[start RECORD LIST]
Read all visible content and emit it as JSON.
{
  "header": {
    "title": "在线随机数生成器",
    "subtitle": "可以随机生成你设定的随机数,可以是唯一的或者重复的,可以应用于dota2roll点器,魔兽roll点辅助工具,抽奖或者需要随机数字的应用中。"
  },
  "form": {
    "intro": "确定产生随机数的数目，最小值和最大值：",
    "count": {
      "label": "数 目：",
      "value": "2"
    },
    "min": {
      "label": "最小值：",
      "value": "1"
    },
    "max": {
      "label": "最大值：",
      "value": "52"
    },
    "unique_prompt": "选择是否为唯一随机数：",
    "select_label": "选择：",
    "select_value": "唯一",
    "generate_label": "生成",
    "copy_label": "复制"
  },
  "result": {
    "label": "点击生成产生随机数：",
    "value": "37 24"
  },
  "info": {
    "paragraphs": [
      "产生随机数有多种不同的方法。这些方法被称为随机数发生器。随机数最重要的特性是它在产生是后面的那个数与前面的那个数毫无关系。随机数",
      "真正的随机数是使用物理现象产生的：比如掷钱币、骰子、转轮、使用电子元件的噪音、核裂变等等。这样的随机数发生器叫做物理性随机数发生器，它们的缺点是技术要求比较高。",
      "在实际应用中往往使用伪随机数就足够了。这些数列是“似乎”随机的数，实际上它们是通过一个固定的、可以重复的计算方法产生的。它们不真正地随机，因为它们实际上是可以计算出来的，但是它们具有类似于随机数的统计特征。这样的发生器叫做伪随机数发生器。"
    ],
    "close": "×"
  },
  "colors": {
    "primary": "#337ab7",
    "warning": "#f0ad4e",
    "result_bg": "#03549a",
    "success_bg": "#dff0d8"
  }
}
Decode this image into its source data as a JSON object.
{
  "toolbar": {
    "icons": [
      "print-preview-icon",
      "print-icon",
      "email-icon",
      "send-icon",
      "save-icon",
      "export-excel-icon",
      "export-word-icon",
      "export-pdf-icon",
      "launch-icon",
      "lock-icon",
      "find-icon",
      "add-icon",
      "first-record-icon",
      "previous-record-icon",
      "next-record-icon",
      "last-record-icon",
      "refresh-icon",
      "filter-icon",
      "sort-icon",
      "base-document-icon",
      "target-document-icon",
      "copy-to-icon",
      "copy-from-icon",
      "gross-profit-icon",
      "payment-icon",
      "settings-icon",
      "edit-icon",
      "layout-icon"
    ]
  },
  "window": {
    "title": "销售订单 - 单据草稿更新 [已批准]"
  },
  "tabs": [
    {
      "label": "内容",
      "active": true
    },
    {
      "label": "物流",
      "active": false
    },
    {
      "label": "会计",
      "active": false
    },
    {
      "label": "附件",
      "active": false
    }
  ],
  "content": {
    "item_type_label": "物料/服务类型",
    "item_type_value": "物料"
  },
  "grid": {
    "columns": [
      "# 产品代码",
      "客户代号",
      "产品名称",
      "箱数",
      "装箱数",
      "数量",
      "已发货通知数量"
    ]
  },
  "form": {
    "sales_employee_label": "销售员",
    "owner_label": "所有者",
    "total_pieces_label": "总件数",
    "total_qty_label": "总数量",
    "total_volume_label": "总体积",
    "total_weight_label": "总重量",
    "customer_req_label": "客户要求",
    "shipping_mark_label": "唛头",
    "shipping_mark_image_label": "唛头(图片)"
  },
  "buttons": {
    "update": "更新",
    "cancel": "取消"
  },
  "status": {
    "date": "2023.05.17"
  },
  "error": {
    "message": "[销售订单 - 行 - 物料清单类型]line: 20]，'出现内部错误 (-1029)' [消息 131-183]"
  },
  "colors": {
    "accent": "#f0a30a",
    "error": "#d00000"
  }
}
[end RECORD LIST]
WHAT NEEDS TO BE DONE:
Set down, word for word, every line from the line that holds "Decode this image" to the end of the entries above, including both ends.

ANSWER TO THIS EXERCISE:
Decode this image into its source data as a JSON object.
{
  "toolbar": {
    "icons": [
      "print-preview-icon",
      "print-icon",
      "email-icon",
      "send-icon",
      "save-icon",
      "export-excel-icon",
      "export-word-icon",
      "export-pdf-icon",
      "launch-icon",
      "lock-icon",
      "find-icon",
      "add-icon",
      "first-record-icon",
      "previous-record-icon",
      "next-record-icon",
      "last-record-icon",
      "refresh-icon",
      "filter-icon",
      "sort-icon",
      "base-document-icon",
      "target-document-icon",
      "copy-to-icon",
      "copy-from-icon",
      "gross-profit-icon",
      "payment-icon",
      "settings-icon",
      "edit-icon",
      "layout-icon"
    ]
  },
  "window": {
    "title": "销售订单 - 单据草稿更新 [已批准]"
  },
  "tabs": [
    {
      "label": "内容",
      "active": true
    },
    {
      "label": "物流",
      "active": false
    },
    {
      "label": "会计",
      "active": false
    },
    {
      "label": "附件",
      "active": false
    }
  ],
  "content": {
    "item_type_label": "物料/服务类型",
    "item_type_value": "物料"
  },
  "grid": {
    "columns": [
      "# 产品代码",
      "客户代号",
      "产品名称",
      "箱数",
      "装箱数",
      "数量",
      "已发货通知数量"
    ]
  },
  "form": {
    "sales_employee_label": "销售员",
    "owner_label": "所有者",
    "total_pieces_label": "总件数",
    "total_qty_label": "总数量",
    "total_volume_label": "总体积",
    "total_weight_label": "总重量",
    "customer_req_label": "客户要求",
    "shipping_mark_label": "唛头",
    "shipping_mark_image_label": "唛头(图片)"
  },
  "buttons": {
    "update": "更新",
    "cancel": "取消"
  },
  "status": {
    "date": "2023.05.17"
  },
  "error": {
    "message": "[销售订单 - 行 - 物料清单类型]line: 20]，'出现内部错误 (-1029)' [消息 131-183]"
  },
  "colors": {
    "accent": "#f0a30a",
    "error": "#d00000"
  }
}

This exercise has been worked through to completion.